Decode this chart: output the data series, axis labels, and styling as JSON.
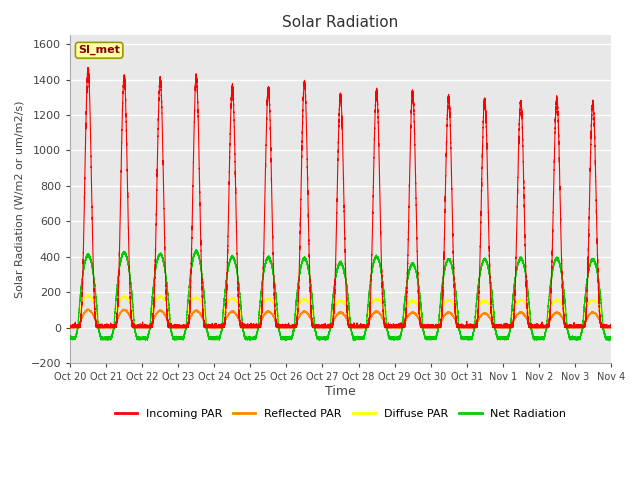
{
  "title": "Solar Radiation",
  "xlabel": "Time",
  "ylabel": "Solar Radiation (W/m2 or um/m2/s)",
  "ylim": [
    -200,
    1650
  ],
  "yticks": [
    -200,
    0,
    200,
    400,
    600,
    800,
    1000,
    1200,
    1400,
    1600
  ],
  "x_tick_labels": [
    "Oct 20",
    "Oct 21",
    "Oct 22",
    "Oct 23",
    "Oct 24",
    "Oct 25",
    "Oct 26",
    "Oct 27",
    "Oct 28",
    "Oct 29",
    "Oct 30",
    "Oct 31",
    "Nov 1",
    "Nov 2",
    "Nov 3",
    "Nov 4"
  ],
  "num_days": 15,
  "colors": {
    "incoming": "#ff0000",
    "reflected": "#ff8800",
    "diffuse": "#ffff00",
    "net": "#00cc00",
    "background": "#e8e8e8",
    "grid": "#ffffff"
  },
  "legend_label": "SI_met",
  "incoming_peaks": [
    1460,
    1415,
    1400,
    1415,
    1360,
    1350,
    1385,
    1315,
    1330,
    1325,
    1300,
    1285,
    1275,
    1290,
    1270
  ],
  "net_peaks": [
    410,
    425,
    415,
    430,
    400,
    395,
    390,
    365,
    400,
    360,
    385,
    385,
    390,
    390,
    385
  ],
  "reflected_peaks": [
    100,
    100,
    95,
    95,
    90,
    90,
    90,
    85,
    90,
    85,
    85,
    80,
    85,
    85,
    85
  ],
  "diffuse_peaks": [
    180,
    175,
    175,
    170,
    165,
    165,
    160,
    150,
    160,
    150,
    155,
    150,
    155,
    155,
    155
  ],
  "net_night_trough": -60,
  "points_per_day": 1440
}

################

» What you are asked to do
Copy out all lines above that include the string "Radiation".

» Answer to the problem
  "title": "Solar Radiation",
  "ylabel": "Solar Radiation (W/m2 or um/m2/s)",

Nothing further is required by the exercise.